** Begin Stored data **
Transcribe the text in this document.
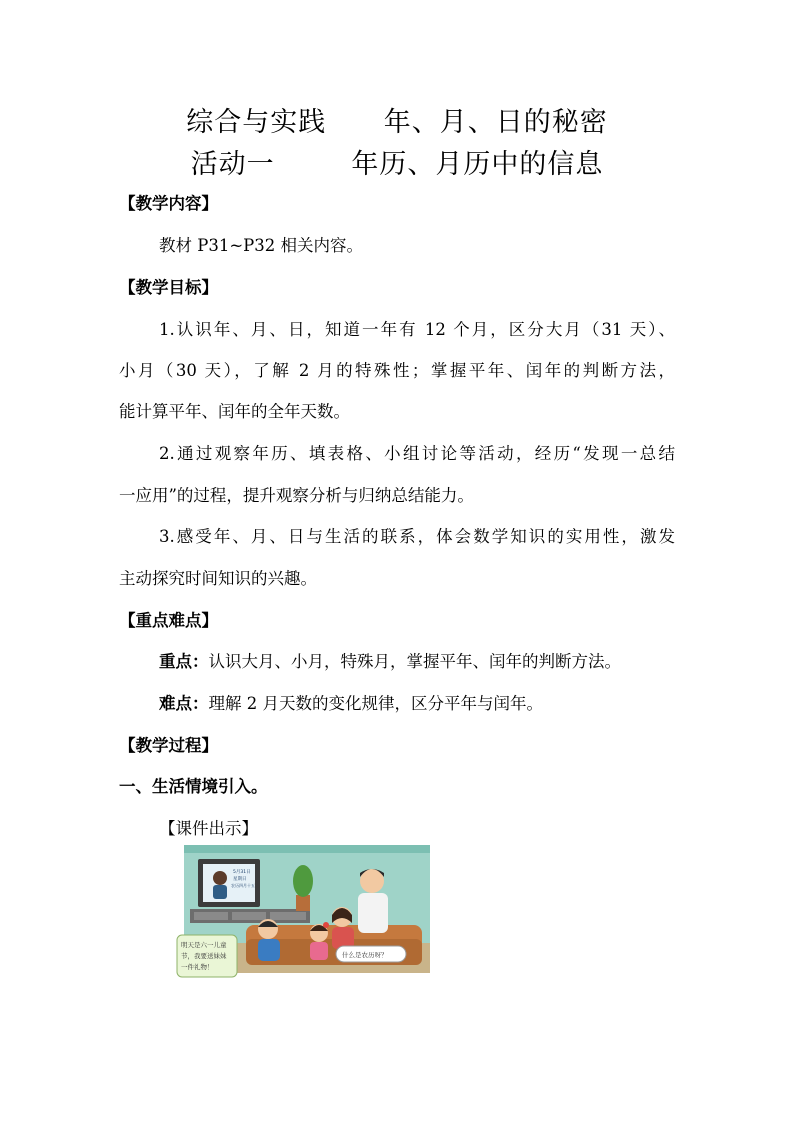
综合与实践      年、月、日的秘密
活动一        年历、月历中的信息
【教学内容】
教材 P31~P32 相关内容。
【教学目标】
1.认识年、月、日，知道一年有 12 个月，区分大月（31 天）、
小月（30 天），了解 2 月的特殊性；掌握平年、闰年的判断方法，
能计算平年、闰年的全年天数。
2.通过观察年历、填表格、小组讨论等活动，经历“发现一总结
一应用”的过程，提升观察分析与归纳总结能力。
3.感受年、月、日与生活的联系，体会数学知识的实用性，激发
主动探究时间知识的兴趣。
【重点难点】
重点：认识大月、小月，特殊月，掌握平年、闰年的判断方法。
难点：理解 2 月天数的变化规律，区分平年与闰年。
【教学过程】
一、生活情境引入。
【课件出示】
5月31日
星期日
农历四月十五
明天是六一儿童
节，我要送妹妹
一件礼物！
什么是农历呀？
** End Stored data **
Reproduce every entry word for word, but skip any pictures.

The solution
Transcribe the text in this document.
综合与实践      年、月、日的秘密
活动一        年历、月历中的信息
【教学内容】
教材 P31~P32 相关内容。
【教学目标】
1.认识年、月、日，知道一年有 12 个月，区分大月（31 天）、
小月（30 天），了解 2 月的特殊性；掌握平年、闰年的判断方法，
能计算平年、闰年的全年天数。
2.通过观察年历、填表格、小组讨论等活动，经历“发现一总结
一应用”的过程，提升观察分析与归纳总结能力。
3.感受年、月、日与生活的联系，体会数学知识的实用性，激发
主动探究时间知识的兴趣。
【重点难点】
重点：认识大月、小月，特殊月，掌握平年、闰年的判断方法。
难点：理解 2 月天数的变化规律，区分平年与闰年。
【教学过程】
一、生活情境引入。
【课件出示】
5月31日
星期日
农历四月十五
明天是六一儿童
节，我要送妹妹
一件礼物！
什么是农历呀？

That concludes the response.